═══ RECORD EXCERPTS
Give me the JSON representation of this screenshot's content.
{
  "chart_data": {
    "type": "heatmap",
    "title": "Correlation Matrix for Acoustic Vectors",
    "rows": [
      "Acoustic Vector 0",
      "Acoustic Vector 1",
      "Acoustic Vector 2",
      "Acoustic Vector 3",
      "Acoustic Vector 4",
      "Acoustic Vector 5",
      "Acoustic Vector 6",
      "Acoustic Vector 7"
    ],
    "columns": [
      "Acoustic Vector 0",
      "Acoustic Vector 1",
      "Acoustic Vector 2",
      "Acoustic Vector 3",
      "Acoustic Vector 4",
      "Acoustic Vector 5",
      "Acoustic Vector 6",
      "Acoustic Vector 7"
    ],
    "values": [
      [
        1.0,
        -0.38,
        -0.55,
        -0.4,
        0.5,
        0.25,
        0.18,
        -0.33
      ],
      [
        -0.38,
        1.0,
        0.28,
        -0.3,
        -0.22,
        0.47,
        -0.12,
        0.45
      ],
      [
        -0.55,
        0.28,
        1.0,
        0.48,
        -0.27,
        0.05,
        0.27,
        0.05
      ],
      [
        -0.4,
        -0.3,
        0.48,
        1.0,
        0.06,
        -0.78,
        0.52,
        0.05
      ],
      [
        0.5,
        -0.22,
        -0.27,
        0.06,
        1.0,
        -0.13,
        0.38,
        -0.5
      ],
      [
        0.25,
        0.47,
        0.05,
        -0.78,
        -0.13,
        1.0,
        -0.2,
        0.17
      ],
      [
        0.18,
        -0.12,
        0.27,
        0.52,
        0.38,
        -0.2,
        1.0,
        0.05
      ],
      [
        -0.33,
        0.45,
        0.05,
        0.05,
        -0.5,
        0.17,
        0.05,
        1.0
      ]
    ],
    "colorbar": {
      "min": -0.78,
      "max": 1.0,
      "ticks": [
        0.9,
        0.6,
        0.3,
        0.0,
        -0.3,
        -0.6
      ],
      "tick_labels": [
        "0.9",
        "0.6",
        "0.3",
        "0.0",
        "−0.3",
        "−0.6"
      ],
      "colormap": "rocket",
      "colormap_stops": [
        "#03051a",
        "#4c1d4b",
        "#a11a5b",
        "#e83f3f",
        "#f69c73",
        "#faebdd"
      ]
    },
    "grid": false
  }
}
══════
* THE TASK:
Print the records above exactly as they appear.

* TASK RESPONSE:
Give me the JSON representation of this screenshot's content.
{
  "chart_data": {
    "type": "heatmap",
    "title": "Correlation Matrix for Acoustic Vectors",
    "rows": [
      "Acoustic Vector 0",
      "Acoustic Vector 1",
      "Acoustic Vector 2",
      "Acoustic Vector 3",
      "Acoustic Vector 4",
      "Acoustic Vector 5",
      "Acoustic Vector 6",
      "Acoustic Vector 7"
    ],
    "columns": [
      "Acoustic Vector 0",
      "Acoustic Vector 1",
      "Acoustic Vector 2",
      "Acoustic Vector 3",
      "Acoustic Vector 4",
      "Acoustic Vector 5",
      "Acoustic Vector 6",
      "Acoustic Vector 7"
    ],
    "values": [
      [
        1.0,
        -0.38,
        -0.55,
        -0.4,
        0.5,
        0.25,
        0.18,
        -0.33
      ],
      [
        -0.38,
        1.0,
        0.28,
        -0.3,
        -0.22,
        0.47,
        -0.12,
        0.45
      ],
      [
        -0.55,
        0.28,
        1.0,
        0.48,
        -0.27,
        0.05,
        0.27,
        0.05
      ],
      [
        -0.4,
        -0.3,
        0.48,
        1.0,
        0.06,
        -0.78,
        0.52,
        0.05
      ],
      [
        0.5,
        -0.22,
        -0.27,
        0.06,
        1.0,
        -0.13,
        0.38,
        -0.5
      ],
      [
        0.25,
        0.47,
        0.05,
        -0.78,
        -0.13,
        1.0,
        -0.2,
        0.17
      ],
      [
        0.18,
        -0.12,
        0.27,
        0.52,
        0.38,
        -0.2,
        1.0,
        0.05
      ],
      [
        -0.33,
        0.45,
        0.05,
        0.05,
        -0.5,
        0.17,
        0.05,
        1.0
      ]
    ],
    "colorbar": {
      "min": -0.78,
      "max": 1.0,
      "ticks": [
        0.9,
        0.6,
        0.3,
        0.0,
        -0.3,
        -0.6
      ],
      "tick_labels": [
        "0.9",
        "0.6",
        "0.3",
        "0.0",
        "−0.3",
        "−0.6"
      ],
      "colormap": "rocket",
      "colormap_stops": [
        "#03051a",
        "#4c1d4b",
        "#a11a5b",
        "#e83f3f",
        "#f69c73",
        "#faebdd"
      ]
    },
    "grid": false
  }
}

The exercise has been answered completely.